Make an exact copy of all the material below, apart from the pictures.

■ Extracted data entries ■
##########

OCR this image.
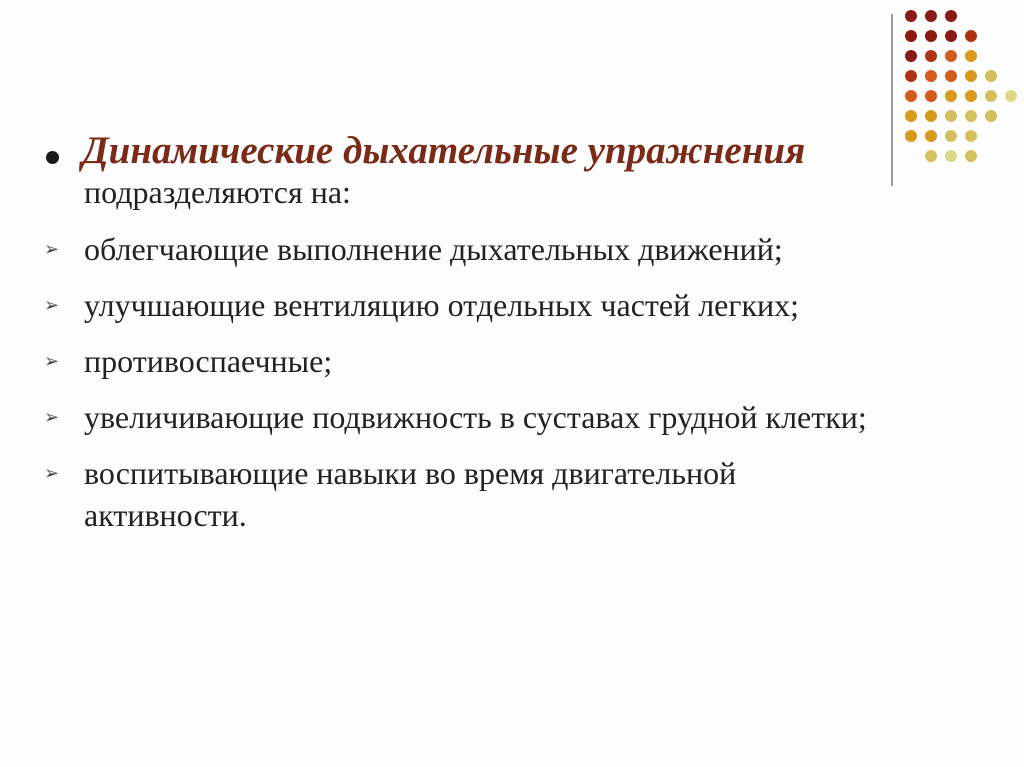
Динамические дыхательные упражнения
подразделяются на:
➢ облегчающие выполнение дыхательных движений;
➢ улучшающие вентиляцию отдельных частей легких;
➢ противоспаечные;
➢ увеличивающие подвижность в суставах грудной клетки;
➢ воспитывающие навыки во время двигательной активности.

##########

■ WRITTEN RESPONSE ■
OCR this image.
Динамические дыхательные упражнения
подразделяются на:
➢ облегчающие выполнение дыхательных движений;
➢ улучшающие вентиляцию отдельных частей легких;
➢ противоспаечные;
➢ увеличивающие подвижность в суставах грудной клетки;
➢ воспитывающие навыки во время двигательной активности.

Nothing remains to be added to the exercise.